__Goal__.
Your task is to print all of the data word for word.

[Dataset items]
<<<<

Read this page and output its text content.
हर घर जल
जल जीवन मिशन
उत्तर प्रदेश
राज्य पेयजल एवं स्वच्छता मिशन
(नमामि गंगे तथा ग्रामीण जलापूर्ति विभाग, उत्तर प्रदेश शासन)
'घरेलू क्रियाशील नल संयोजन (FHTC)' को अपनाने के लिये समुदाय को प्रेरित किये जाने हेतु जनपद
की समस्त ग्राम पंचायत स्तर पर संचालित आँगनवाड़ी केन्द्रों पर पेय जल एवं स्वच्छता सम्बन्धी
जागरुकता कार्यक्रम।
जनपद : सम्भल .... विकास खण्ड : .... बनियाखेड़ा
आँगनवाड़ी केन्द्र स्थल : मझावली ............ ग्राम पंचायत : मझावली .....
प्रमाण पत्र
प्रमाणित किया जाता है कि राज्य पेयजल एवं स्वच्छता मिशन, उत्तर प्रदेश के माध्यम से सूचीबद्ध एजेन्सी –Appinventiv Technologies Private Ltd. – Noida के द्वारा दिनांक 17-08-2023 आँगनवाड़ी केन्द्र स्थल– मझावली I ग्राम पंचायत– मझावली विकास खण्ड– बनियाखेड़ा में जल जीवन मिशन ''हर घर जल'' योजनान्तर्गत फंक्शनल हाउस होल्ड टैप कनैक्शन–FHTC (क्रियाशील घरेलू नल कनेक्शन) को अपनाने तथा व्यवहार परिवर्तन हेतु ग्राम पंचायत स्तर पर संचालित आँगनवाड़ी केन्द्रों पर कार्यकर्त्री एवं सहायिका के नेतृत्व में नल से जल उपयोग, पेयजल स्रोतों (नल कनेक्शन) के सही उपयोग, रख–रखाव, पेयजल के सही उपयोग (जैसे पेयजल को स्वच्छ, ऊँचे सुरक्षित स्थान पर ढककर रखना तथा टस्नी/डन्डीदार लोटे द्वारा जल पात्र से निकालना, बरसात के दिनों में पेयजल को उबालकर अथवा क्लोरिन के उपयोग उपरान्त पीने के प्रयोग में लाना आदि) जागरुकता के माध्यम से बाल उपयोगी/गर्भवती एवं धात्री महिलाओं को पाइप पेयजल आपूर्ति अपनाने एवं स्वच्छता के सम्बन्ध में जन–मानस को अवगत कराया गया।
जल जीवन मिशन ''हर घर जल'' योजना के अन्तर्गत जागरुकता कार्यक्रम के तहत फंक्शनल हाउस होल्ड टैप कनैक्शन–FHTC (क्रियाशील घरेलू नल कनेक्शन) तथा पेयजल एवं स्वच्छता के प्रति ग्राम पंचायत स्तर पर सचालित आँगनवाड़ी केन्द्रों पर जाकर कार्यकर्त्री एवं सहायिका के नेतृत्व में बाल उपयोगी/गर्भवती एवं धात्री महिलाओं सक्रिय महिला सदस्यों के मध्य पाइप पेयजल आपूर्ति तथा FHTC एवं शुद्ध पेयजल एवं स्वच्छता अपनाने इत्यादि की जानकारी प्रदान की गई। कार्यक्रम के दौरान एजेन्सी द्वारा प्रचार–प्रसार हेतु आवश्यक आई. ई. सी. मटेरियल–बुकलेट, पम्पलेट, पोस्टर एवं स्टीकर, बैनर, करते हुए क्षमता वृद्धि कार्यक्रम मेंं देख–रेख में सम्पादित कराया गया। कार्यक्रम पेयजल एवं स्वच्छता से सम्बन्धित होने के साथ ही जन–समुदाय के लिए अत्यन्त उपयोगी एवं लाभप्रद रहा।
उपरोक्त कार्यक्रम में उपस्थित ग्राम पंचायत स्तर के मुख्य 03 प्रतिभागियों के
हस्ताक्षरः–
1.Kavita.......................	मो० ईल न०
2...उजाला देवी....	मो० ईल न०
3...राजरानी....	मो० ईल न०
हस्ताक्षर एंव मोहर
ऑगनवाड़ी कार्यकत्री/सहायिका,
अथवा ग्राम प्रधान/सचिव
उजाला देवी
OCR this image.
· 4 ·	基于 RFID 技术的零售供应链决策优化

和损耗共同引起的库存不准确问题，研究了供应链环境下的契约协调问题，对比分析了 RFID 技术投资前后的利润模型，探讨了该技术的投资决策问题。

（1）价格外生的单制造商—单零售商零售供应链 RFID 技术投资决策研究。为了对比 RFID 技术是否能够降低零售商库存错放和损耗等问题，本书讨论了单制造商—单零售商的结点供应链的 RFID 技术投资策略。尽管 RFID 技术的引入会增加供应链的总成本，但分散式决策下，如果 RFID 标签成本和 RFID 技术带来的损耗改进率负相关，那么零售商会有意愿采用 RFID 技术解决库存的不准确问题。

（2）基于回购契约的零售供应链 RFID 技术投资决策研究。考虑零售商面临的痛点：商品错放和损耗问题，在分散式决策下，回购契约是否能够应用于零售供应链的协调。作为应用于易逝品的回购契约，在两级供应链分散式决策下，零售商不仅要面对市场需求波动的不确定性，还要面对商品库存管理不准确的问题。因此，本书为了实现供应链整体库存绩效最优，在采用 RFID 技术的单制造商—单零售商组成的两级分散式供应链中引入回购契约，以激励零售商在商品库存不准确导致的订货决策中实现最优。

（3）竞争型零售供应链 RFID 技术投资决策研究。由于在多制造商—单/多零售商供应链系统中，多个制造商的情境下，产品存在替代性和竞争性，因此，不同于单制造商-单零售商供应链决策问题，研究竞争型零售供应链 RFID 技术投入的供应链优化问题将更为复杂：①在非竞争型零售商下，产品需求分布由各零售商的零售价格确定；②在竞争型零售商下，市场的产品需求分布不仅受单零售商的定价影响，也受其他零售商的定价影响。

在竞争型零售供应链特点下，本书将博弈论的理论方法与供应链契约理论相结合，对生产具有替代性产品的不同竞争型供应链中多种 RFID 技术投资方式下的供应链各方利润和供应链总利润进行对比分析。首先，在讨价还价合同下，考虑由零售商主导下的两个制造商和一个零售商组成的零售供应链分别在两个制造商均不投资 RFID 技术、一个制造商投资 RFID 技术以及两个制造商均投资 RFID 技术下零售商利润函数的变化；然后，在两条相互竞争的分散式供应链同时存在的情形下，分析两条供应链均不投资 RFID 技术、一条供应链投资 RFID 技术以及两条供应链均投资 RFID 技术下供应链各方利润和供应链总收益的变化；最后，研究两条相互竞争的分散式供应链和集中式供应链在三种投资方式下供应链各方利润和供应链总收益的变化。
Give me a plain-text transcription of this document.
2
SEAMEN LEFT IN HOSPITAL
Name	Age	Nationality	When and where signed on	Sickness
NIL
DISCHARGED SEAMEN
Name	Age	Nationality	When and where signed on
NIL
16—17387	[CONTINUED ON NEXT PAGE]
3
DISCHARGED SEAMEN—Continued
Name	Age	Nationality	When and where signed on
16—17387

>>>>

__Exercise result__.
Read this page and output its text content.
हर घर जल
जल जीवन मिशन
उत्तर प्रदेश
राज्य पेयजल एवं स्वच्छता मिशन
(नमामि गंगे तथा ग्रामीण जलापूर्ति विभाग, उत्तर प्रदेश शासन)
'घरेलू क्रियाशील नल संयोजन (FHTC)' को अपनाने के लिये समुदाय को प्रेरित किये जाने हेतु जनपद
की समस्त ग्राम पंचायत स्तर पर संचालित आँगनवाड़ी केन्द्रों पर पेय जल एवं स्वच्छता सम्बन्धी
जागरुकता कार्यक्रम।
जनपद : सम्भल .... विकास खण्ड : .... बनियाखेड़ा
आँगनवाड़ी केन्द्र स्थल : मझावली ............ ग्राम पंचायत : मझावली .....
प्रमाण पत्र
प्रमाणित किया जाता है कि राज्य पेयजल एवं स्वच्छता मिशन, उत्तर प्रदेश के माध्यम से सूचीबद्ध एजेन्सी –Appinventiv Technologies Private Ltd. – Noida के द्वारा दिनांक 17-08-2023 आँगनवाड़ी केन्द्र स्थल– मझावली I ग्राम पंचायत– मझावली विकास खण्ड– बनियाखेड़ा में जल जीवन मिशन ''हर घर जल'' योजनान्तर्गत फंक्शनल हाउस होल्ड टैप कनैक्शन–FHTC (क्रियाशील घरेलू नल कनेक्शन) को अपनाने तथा व्यवहार परिवर्तन हेतु ग्राम पंचायत स्तर पर संचालित आँगनवाड़ी केन्द्रों पर कार्यकर्त्री एवं सहायिका के नेतृत्व में नल से जल उपयोग, पेयजल स्रोतों (नल कनेक्शन) के सही उपयोग, रख–रखाव, पेयजल के सही उपयोग (जैसे पेयजल को स्वच्छ, ऊँचे सुरक्षित स्थान पर ढककर रखना तथा टस्नी/डन्डीदार लोटे द्वारा जल पात्र से निकालना, बरसात के दिनों में पेयजल को उबालकर अथवा क्लोरिन के उपयोग उपरान्त पीने के प्रयोग में लाना आदि) जागरुकता के माध्यम से बाल उपयोगी/गर्भवती एवं धात्री महिलाओं को पाइप पेयजल आपूर्ति अपनाने एवं स्वच्छता के सम्बन्ध में जन–मानस को अवगत कराया गया।
जल जीवन मिशन ''हर घर जल'' योजना के अन्तर्गत जागरुकता कार्यक्रम के तहत फंक्शनल हाउस होल्ड टैप कनैक्शन–FHTC (क्रियाशील घरेलू नल कनेक्शन) तथा पेयजल एवं स्वच्छता के प्रति ग्राम पंचायत स्तर पर सचालित आँगनवाड़ी केन्द्रों पर जाकर कार्यकर्त्री एवं सहायिका के नेतृत्व में बाल उपयोगी/गर्भवती एवं धात्री महिलाओं सक्रिय महिला सदस्यों के मध्य पाइप पेयजल आपूर्ति तथा FHTC एवं शुद्ध पेयजल एवं स्वच्छता अपनाने इत्यादि की जानकारी प्रदान की गई। कार्यक्रम के दौरान एजेन्सी द्वारा प्रचार–प्रसार हेतु आवश्यक आई. ई. सी. मटेरियल–बुकलेट, पम्पलेट, पोस्टर एवं स्टीकर, बैनर, करते हुए क्षमता वृद्धि कार्यक्रम मेंं देख–रेख में सम्पादित कराया गया। कार्यक्रम पेयजल एवं स्वच्छता से सम्बन्धित होने के साथ ही जन–समुदाय के लिए अत्यन्त उपयोगी एवं लाभप्रद रहा।
उपरोक्त कार्यक्रम में उपस्थित ग्राम पंचायत स्तर के मुख्य 03 प्रतिभागियों के
हस्ताक्षरः–
1.Kavita.......................	मो० ईल न०
2...उजाला देवी....	मो० ईल न०
3...राजरानी....	मो० ईल न०
हस्ताक्षर एंव मोहर
ऑगनवाड़ी कार्यकत्री/सहायिका,
अथवा ग्राम प्रधान/सचिव
उजाला देवी
OCR this image.
· 4 ·	基于 RFID 技术的零售供应链决策优化

和损耗共同引起的库存不准确问题，研究了供应链环境下的契约协调问题，对比分析了 RFID 技术投资前后的利润模型，探讨了该技术的投资决策问题。

（1）价格外生的单制造商—单零售商零售供应链 RFID 技术投资决策研究。为了对比 RFID 技术是否能够降低零售商库存错放和损耗等问题，本书讨论了单制造商—单零售商的结点供应链的 RFID 技术投资策略。尽管 RFID 技术的引入会增加供应链的总成本，但分散式决策下，如果 RFID 标签成本和 RFID 技术带来的损耗改进率负相关，那么零售商会有意愿采用 RFID 技术解决库存的不准确问题。

（2）基于回购契约的零售供应链 RFID 技术投资决策研究。考虑零售商面临的痛点：商品错放和损耗问题，在分散式决策下，回购契约是否能够应用于零售供应链的协调。作为应用于易逝品的回购契约，在两级供应链分散式决策下，零售商不仅要面对市场需求波动的不确定性，还要面对商品库存管理不准确的问题。因此，本书为了实现供应链整体库存绩效最优，在采用 RFID 技术的单制造商—单零售商组成的两级分散式供应链中引入回购契约，以激励零售商在商品库存不准确导致的订货决策中实现最优。

（3）竞争型零售供应链 RFID 技术投资决策研究。由于在多制造商—单/多零售商供应链系统中，多个制造商的情境下，产品存在替代性和竞争性，因此，不同于单制造商-单零售商供应链决策问题，研究竞争型零售供应链 RFID 技术投入的供应链优化问题将更为复杂：①在非竞争型零售商下，产品需求分布由各零售商的零售价格确定；②在竞争型零售商下，市场的产品需求分布不仅受单零售商的定价影响，也受其他零售商的定价影响。

在竞争型零售供应链特点下，本书将博弈论的理论方法与供应链契约理论相结合，对生产具有替代性产品的不同竞争型供应链中多种 RFID 技术投资方式下的供应链各方利润和供应链总利润进行对比分析。首先，在讨价还价合同下，考虑由零售商主导下的两个制造商和一个零售商组成的零售供应链分别在两个制造商均不投资 RFID 技术、一个制造商投资 RFID 技术以及两个制造商均投资 RFID 技术下零售商利润函数的变化；然后，在两条相互竞争的分散式供应链同时存在的情形下，分析两条供应链均不投资 RFID 技术、一条供应链投资 RFID 技术以及两条供应链均投资 RFID 技术下供应链各方利润和供应链总收益的变化；最后，研究两条相互竞争的分散式供应链和集中式供应链在三种投资方式下供应链各方利润和供应链总收益的变化。
Give me a plain-text transcription of this document.
2
SEAMEN LEFT IN HOSPITAL
Name	Age	Nationality	When and where signed on	Sickness
NIL
DISCHARGED SEAMEN
Name	Age	Nationality	When and where signed on
NIL
16—17387	[CONTINUED ON NEXT PAGE]
3
DISCHARGED SEAMEN—Continued
Name	Age	Nationality	When and where signed on
16—17387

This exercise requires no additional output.